**Extracted entries**
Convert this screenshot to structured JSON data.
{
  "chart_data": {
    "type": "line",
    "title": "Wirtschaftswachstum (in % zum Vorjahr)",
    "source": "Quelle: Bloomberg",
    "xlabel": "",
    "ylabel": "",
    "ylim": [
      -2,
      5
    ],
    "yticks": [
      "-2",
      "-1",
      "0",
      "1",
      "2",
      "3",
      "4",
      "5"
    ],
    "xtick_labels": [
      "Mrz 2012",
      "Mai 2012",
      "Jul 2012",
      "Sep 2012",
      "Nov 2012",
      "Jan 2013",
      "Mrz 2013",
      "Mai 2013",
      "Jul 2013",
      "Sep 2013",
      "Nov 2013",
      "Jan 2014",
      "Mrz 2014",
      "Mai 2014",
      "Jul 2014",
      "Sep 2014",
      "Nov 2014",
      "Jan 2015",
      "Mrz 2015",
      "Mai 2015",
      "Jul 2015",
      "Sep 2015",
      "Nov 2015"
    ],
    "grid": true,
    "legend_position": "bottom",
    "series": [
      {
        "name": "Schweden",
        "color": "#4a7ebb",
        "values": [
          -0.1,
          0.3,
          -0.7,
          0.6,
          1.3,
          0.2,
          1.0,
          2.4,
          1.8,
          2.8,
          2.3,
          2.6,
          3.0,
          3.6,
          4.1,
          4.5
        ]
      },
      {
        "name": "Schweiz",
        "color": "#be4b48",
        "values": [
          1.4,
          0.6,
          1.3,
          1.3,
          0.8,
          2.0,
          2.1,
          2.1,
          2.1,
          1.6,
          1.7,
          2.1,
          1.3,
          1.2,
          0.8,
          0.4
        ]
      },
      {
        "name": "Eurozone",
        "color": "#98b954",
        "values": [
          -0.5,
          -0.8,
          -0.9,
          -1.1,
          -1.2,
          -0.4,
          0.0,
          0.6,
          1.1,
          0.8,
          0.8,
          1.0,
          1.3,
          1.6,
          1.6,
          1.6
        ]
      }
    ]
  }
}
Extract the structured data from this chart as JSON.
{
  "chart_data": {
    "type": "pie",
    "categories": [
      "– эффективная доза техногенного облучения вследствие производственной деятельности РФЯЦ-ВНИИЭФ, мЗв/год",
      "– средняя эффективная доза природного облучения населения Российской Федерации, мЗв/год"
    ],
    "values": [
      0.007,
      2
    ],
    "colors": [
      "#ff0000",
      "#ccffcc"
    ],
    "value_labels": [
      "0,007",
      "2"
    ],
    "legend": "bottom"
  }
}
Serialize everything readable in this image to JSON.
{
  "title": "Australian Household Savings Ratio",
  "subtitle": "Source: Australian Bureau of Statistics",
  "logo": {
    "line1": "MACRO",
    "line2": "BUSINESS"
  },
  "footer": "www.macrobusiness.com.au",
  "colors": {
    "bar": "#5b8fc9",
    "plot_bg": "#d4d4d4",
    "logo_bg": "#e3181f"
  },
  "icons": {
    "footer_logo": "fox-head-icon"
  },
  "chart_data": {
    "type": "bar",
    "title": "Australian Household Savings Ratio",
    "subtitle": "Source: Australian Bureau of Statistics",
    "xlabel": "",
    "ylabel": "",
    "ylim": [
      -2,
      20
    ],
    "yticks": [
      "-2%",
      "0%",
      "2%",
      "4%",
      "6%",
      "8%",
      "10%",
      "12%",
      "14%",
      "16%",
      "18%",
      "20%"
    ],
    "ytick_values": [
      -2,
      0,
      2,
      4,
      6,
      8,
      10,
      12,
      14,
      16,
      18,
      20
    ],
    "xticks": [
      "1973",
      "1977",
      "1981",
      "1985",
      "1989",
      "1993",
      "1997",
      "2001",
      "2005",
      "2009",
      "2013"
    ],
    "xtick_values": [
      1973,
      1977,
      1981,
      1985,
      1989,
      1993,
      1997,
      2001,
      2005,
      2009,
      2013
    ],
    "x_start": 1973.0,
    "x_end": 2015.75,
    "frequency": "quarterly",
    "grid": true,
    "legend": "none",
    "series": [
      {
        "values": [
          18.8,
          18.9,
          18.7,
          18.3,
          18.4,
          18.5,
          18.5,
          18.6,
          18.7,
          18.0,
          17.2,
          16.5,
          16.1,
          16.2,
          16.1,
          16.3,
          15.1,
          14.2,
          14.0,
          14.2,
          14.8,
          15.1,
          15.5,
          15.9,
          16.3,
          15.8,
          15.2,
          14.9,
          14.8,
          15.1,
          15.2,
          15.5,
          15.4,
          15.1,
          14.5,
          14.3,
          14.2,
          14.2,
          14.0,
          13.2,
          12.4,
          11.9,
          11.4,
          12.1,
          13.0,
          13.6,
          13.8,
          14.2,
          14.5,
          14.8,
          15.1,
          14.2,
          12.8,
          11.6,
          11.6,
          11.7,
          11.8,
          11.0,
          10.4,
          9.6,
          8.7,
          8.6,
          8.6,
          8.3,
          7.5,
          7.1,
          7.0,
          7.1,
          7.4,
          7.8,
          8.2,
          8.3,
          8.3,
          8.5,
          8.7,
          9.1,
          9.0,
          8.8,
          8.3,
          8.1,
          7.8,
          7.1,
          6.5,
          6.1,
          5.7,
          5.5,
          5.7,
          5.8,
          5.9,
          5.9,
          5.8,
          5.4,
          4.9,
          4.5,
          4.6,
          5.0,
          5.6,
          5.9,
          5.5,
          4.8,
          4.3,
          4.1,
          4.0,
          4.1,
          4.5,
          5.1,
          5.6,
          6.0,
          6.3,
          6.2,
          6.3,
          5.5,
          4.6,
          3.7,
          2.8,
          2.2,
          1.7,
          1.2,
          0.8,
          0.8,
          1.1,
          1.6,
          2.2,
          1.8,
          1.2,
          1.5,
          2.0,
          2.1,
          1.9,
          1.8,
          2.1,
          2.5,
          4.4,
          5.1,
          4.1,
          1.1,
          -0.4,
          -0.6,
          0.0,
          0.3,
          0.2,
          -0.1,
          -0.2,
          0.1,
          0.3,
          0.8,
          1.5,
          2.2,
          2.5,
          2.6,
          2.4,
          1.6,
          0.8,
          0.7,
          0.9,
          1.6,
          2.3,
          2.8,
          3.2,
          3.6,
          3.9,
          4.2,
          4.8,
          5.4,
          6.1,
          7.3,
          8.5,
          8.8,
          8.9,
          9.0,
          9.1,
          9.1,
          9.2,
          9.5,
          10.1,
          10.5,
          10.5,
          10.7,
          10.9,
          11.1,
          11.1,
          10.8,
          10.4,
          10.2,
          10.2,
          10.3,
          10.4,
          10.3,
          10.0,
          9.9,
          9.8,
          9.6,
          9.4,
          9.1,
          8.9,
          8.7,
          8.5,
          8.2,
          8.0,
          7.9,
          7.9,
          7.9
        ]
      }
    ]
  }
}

**Written exercise**
Each entry above needs to be retyped exactly.

**Answer to this problem**
Convert this screenshot to structured JSON data.
{
  "chart_data": {
    "type": "line",
    "title": "Wirtschaftswachstum (in % zum Vorjahr)",
    "source": "Quelle: Bloomberg",
    "xlabel": "",
    "ylabel": "",
    "ylim": [
      -2,
      5
    ],
    "yticks": [
      "-2",
      "-1",
      "0",
      "1",
      "2",
      "3",
      "4",
      "5"
    ],
    "xtick_labels": [
      "Mrz 2012",
      "Mai 2012",
      "Jul 2012",
      "Sep 2012",
      "Nov 2012",
      "Jan 2013",
      "Mrz 2013",
      "Mai 2013",
      "Jul 2013",
      "Sep 2013",
      "Nov 2013",
      "Jan 2014",
      "Mrz 2014",
      "Mai 2014",
      "Jul 2014",
      "Sep 2014",
      "Nov 2014",
      "Jan 2015",
      "Mrz 2015",
      "Mai 2015",
      "Jul 2015",
      "Sep 2015",
      "Nov 2015"
    ],
    "grid": true,
    "legend_position": "bottom",
    "series": [
      {
        "name": "Schweden",
        "color": "#4a7ebb",
        "values": [
          -0.1,
          0.3,
          -0.7,
          0.6,
          1.3,
          0.2,
          1.0,
          2.4,
          1.8,
          2.8,
          2.3,
          2.6,
          3.0,
          3.6,
          4.1,
          4.5
        ]
      },
      {
        "name": "Schweiz",
        "color": "#be4b48",
        "values": [
          1.4,
          0.6,
          1.3,
          1.3,
          0.8,
          2.0,
          2.1,
          2.1,
          2.1,
          1.6,
          1.7,
          2.1,
          1.3,
          1.2,
          0.8,
          0.4
        ]
      },
      {
        "name": "Eurozone",
        "color": "#98b954",
        "values": [
          -0.5,
          -0.8,
          -0.9,
          -1.1,
          -1.2,
          -0.4,
          0.0,
          0.6,
          1.1,
          0.8,
          0.8,
          1.0,
          1.3,
          1.6,
          1.6,
          1.6
        ]
      }
    ]
  }
}
Extract the structured data from this chart as JSON.
{
  "chart_data": {
    "type": "pie",
    "categories": [
      "– эффективная доза техногенного облучения вследствие производственной деятельности РФЯЦ-ВНИИЭФ, мЗв/год",
      "– средняя эффективная доза природного облучения населения Российской Федерации, мЗв/год"
    ],
    "values": [
      0.007,
      2
    ],
    "colors": [
      "#ff0000",
      "#ccffcc"
    ],
    "value_labels": [
      "0,007",
      "2"
    ],
    "legend": "bottom"
  }
}
Serialize everything readable in this image to JSON.
{
  "title": "Australian Household Savings Ratio",
  "subtitle": "Source: Australian Bureau of Statistics",
  "logo": {
    "line1": "MACRO",
    "line2": "BUSINESS"
  },
  "footer": "www.macrobusiness.com.au",
  "colors": {
    "bar": "#5b8fc9",
    "plot_bg": "#d4d4d4",
    "logo_bg": "#e3181f"
  },
  "icons": {
    "footer_logo": "fox-head-icon"
  },
  "chart_data": {
    "type": "bar",
    "title": "Australian Household Savings Ratio",
    "subtitle": "Source: Australian Bureau of Statistics",
    "xlabel": "",
    "ylabel": "",
    "ylim": [
      -2,
      20
    ],
    "yticks": [
      "-2%",
      "0%",
      "2%",
      "4%",
      "6%",
      "8%",
      "10%",
      "12%",
      "14%",
      "16%",
      "18%",
      "20%"
    ],
    "ytick_values": [
      -2,
      0,
      2,
      4,
      6,
      8,
      10,
      12,
      14,
      16,
      18,
      20
    ],
    "xticks": [
      "1973",
      "1977",
      "1981",
      "1985",
      "1989",
      "1993",
      "1997",
      "2001",
      "2005",
      "2009",
      "2013"
    ],
    "xtick_values": [
      1973,
      1977,
      1981,
      1985,
      1989,
      1993,
      1997,
      2001,
      2005,
      2009,
      2013
    ],
    "x_start": 1973.0,
    "x_end": 2015.75,
    "frequency": "quarterly",
    "grid": true,
    "legend": "none",
    "series": [
      {
        "values": [
          18.8,
          18.9,
          18.7,
          18.3,
          18.4,
          18.5,
          18.5,
          18.6,
          18.7,
          18.0,
          17.2,
          16.5,
          16.1,
          16.2,
          16.1,
          16.3,
          15.1,
          14.2,
          14.0,
          14.2,
          14.8,
          15.1,
          15.5,
          15.9,
          16.3,
          15.8,
          15.2,
          14.9,
          14.8,
          15.1,
          15.2,
          15.5,
          15.4,
          15.1,
          14.5,
          14.3,
          14.2,
          14.2,
          14.0,
          13.2,
          12.4,
          11.9,
          11.4,
          12.1,
          13.0,
          13.6,
          13.8,
          14.2,
          14.5,
          14.8,
          15.1,
          14.2,
          12.8,
          11.6,
          11.6,
          11.7,
          11.8,
          11.0,
          10.4,
          9.6,
          8.7,
          8.6,
          8.6,
          8.3,
          7.5,
          7.1,
          7.0,
          7.1,
          7.4,
          7.8,
          8.2,
          8.3,
          8.3,
          8.5,
          8.7,
          9.1,
          9.0,
          8.8,
          8.3,
          8.1,
          7.8,
          7.1,
          6.5,
          6.1,
          5.7,
          5.5,
          5.7,
          5.8,
          5.9,
          5.9,
          5.8,
          5.4,
          4.9,
          4.5,
          4.6,
          5.0,
          5.6,
          5.9,
          5.5,
          4.8,
          4.3,
          4.1,
          4.0,
          4.1,
          4.5,
          5.1,
          5.6,
          6.0,
          6.3,
          6.2,
          6.3,
          5.5,
          4.6,
          3.7,
          2.8,
          2.2,
          1.7,
          1.2,
          0.8,
          0.8,
          1.1,
          1.6,
          2.2,
          1.8,
          1.2,
          1.5,
          2.0,
          2.1,
          1.9,
          1.8,
          2.1,
          2.5,
          4.4,
          5.1,
          4.1,
          1.1,
          -0.4,
          -0.6,
          0.0,
          0.3,
          0.2,
          -0.1,
          -0.2,
          0.1,
          0.3,
          0.8,
          1.5,
          2.2,
          2.5,
          2.6,
          2.4,
          1.6,
          0.8,
          0.7,
          0.9,
          1.6,
          2.3,
          2.8,
          3.2,
          3.6,
          3.9,
          4.2,
          4.8,
          5.4,
          6.1,
          7.3,
          8.5,
          8.8,
          8.9,
          9.0,
          9.1,
          9.1,
          9.2,
          9.5,
          10.1,
          10.5,
          10.5,
          10.7,
          10.9,
          11.1,
          11.1,
          10.8,
          10.4,
          10.2,
          10.2,
          10.3,
          10.4,
          10.3,
          10.0,
          9.9,
          9.8,
          9.6,
          9.4,
          9.1,
          8.9,
          8.7,
          8.5,
          8.2,
          8.0,
          7.9,
          7.9,
          7.9
        ]
      }
    ]
  }
}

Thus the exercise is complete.